+++ Data +++
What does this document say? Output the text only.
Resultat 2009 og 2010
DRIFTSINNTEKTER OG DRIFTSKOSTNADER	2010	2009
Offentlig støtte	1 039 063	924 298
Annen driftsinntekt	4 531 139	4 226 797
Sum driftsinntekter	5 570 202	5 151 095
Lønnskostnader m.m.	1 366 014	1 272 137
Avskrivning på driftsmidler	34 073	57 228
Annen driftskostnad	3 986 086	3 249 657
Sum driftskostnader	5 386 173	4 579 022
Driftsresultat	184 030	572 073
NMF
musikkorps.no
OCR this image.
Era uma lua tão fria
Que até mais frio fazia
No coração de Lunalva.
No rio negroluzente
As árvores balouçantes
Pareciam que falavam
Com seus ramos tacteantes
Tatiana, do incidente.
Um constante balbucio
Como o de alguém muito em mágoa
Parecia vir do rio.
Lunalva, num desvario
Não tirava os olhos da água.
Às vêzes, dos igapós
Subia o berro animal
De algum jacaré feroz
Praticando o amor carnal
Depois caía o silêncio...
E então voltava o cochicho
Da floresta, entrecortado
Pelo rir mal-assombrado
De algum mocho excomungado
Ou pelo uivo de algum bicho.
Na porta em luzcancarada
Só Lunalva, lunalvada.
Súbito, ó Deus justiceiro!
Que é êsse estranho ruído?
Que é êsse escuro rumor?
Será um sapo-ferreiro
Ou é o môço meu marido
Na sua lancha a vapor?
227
+++
Write the lines out verbatim, from the one with "OCR this image." through the last line of the entries, and stop there.

OCR this image.
Era uma lua tão fria
Que até mais frio fazia
No coração de Lunalva.
No rio negroluzente
As árvores balouçantes
Pareciam que falavam
Com seus ramos tacteantes
Tatiana, do incidente.
Um constante balbucio
Como o de alguém muito em mágoa
Parecia vir do rio.
Lunalva, num desvario
Não tirava os olhos da água.
Às vêzes, dos igapós
Subia o berro animal
De algum jacaré feroz
Praticando o amor carnal
Depois caía o silêncio...
E então voltava o cochicho
Da floresta, entrecortado
Pelo rir mal-assombrado
De algum mocho excomungado
Ou pelo uivo de algum bicho.
Na porta em luzcancarada
Só Lunalva, lunalvada.
Súbito, ó Deus justiceiro!
Que é êsse estranho ruído?
Que é êsse escuro rumor?
Será um sapo-ferreiro
Ou é o môço meu marido
Na sua lancha a vapor?
227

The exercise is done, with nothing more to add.